EXERCISE OBJECTIVE
Report all lines holding "ratio".

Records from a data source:
┄┄┄┄┄┄┄┄┄┄
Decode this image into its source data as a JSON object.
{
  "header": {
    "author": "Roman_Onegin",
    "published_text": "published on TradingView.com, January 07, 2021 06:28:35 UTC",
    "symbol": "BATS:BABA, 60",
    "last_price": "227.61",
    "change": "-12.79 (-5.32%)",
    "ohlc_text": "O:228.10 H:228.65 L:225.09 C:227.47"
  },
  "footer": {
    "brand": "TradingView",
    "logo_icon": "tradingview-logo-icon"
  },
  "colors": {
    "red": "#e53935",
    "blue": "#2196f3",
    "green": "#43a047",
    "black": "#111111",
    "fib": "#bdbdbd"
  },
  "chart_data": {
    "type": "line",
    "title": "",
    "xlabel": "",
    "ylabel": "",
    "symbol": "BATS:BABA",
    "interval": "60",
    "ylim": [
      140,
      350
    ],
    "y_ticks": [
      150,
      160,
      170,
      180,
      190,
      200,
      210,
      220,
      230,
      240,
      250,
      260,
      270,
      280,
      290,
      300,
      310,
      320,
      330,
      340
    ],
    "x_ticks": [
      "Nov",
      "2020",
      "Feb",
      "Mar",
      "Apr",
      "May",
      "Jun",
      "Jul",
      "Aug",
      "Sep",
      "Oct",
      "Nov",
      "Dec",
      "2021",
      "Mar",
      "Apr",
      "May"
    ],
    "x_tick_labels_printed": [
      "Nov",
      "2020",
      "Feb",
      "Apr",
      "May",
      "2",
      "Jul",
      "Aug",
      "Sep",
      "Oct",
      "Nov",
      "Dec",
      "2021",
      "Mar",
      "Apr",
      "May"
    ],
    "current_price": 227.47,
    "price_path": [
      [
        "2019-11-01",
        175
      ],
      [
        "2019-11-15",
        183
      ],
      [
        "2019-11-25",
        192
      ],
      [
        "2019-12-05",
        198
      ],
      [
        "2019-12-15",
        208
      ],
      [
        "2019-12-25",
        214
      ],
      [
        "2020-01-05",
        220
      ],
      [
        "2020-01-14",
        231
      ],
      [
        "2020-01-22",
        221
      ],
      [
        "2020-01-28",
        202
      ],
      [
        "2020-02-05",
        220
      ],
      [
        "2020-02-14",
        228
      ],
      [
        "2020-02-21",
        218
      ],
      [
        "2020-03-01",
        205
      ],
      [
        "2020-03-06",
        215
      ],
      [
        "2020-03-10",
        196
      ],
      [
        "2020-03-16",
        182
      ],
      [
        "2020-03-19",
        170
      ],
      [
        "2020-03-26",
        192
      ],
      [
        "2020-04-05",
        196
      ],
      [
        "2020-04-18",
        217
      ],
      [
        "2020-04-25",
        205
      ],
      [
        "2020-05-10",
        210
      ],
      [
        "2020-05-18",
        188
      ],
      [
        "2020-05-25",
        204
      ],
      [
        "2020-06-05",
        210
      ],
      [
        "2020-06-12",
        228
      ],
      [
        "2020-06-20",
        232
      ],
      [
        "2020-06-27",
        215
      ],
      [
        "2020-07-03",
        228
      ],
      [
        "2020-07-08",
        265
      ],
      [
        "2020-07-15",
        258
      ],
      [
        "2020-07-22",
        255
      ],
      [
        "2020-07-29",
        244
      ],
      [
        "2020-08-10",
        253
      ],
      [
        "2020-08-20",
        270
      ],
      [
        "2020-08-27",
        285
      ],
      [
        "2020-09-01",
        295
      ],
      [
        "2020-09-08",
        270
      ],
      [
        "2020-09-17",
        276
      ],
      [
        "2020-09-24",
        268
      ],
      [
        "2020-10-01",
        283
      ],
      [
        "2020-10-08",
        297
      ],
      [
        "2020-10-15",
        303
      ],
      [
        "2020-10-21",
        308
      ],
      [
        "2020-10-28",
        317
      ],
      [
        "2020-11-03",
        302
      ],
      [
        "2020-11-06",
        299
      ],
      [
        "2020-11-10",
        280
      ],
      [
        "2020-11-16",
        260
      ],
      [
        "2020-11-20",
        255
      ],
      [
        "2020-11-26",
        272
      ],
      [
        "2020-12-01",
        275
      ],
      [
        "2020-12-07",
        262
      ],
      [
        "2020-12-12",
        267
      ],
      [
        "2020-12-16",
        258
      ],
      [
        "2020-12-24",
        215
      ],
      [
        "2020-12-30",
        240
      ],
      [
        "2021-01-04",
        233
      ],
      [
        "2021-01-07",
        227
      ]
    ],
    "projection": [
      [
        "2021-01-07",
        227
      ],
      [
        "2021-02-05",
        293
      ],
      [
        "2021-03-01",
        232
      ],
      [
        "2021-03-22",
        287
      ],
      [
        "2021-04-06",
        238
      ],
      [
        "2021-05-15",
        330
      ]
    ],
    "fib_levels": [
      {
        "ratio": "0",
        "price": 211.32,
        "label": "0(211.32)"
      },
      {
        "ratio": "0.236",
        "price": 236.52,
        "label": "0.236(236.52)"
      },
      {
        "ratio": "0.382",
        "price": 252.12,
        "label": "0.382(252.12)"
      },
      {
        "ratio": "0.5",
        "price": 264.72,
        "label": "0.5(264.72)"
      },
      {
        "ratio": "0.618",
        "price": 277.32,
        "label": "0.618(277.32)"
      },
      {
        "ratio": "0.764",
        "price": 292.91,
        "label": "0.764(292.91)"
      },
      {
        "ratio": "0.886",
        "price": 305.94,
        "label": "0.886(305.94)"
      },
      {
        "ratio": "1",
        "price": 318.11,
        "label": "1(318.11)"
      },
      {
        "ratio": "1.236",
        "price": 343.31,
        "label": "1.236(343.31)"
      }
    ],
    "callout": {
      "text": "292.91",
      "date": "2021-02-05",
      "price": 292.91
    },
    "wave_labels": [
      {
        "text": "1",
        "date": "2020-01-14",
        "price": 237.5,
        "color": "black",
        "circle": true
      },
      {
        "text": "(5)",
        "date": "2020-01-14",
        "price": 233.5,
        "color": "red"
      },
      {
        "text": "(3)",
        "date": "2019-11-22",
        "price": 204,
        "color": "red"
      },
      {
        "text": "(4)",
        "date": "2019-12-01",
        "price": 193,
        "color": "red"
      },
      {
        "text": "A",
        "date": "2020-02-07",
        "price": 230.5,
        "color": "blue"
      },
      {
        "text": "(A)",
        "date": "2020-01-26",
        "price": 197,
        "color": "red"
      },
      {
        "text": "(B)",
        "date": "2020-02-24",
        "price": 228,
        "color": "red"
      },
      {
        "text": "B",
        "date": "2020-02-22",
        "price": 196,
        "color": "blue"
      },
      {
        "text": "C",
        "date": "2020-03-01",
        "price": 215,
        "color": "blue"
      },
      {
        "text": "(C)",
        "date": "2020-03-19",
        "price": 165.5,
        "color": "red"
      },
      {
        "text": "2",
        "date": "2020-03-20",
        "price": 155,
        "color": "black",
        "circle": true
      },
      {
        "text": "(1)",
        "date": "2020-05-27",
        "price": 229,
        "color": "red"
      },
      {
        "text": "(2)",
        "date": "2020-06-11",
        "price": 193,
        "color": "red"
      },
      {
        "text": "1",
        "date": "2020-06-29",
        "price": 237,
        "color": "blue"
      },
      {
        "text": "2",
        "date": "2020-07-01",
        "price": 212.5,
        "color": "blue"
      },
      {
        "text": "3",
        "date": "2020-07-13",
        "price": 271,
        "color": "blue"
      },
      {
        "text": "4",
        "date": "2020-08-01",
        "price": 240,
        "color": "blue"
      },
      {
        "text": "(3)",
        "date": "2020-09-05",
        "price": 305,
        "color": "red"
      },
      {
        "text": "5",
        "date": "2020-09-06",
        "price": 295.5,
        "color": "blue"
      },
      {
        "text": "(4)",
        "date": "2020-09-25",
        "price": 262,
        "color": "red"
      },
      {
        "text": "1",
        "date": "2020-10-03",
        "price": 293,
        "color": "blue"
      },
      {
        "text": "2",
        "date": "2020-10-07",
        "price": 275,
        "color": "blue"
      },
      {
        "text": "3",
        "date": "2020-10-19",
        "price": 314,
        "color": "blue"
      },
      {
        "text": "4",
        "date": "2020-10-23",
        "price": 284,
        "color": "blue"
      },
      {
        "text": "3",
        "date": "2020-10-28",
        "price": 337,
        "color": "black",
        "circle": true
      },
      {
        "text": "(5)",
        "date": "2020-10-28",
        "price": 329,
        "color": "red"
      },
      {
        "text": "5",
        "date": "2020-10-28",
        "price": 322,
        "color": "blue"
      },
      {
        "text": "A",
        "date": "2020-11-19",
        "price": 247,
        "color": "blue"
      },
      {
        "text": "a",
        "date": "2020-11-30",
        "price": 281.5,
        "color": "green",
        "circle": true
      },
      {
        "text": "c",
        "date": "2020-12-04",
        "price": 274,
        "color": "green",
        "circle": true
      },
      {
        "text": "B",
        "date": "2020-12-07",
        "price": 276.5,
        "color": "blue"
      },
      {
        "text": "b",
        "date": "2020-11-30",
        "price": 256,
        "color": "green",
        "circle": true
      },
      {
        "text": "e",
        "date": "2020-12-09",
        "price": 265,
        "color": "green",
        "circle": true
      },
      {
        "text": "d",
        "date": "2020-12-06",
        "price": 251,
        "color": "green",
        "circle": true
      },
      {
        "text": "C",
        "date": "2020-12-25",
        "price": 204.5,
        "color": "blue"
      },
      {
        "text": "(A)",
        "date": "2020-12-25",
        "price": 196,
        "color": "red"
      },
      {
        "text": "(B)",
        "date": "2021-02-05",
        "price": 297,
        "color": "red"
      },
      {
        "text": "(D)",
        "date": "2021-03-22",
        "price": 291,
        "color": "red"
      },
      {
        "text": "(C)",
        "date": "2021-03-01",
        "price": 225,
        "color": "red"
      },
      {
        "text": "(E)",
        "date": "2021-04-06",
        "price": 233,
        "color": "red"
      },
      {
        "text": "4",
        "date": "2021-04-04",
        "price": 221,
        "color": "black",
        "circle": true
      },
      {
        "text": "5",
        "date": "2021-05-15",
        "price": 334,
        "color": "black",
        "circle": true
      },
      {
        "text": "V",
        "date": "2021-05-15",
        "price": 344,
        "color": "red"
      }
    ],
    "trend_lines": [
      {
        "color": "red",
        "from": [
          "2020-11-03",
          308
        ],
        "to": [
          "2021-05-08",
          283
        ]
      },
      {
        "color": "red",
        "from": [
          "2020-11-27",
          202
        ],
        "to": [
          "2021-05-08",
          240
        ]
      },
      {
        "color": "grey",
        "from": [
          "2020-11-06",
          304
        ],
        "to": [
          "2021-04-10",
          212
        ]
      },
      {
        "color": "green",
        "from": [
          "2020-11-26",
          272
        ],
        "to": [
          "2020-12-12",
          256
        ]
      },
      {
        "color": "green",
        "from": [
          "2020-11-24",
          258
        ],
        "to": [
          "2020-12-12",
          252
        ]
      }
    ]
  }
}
┄┄┄┄┄┄┄┄┄┄
RESULT FOR THIS TASK
        "ratio": "0",
        "ratio": "0.236",
        "ratio": "0.382",
        "ratio": "0.5",
        "ratio": "0.618",
        "ratio": "0.764",
        "ratio": "0.886",
        "ratio": "1",
        "ratio": "1.236",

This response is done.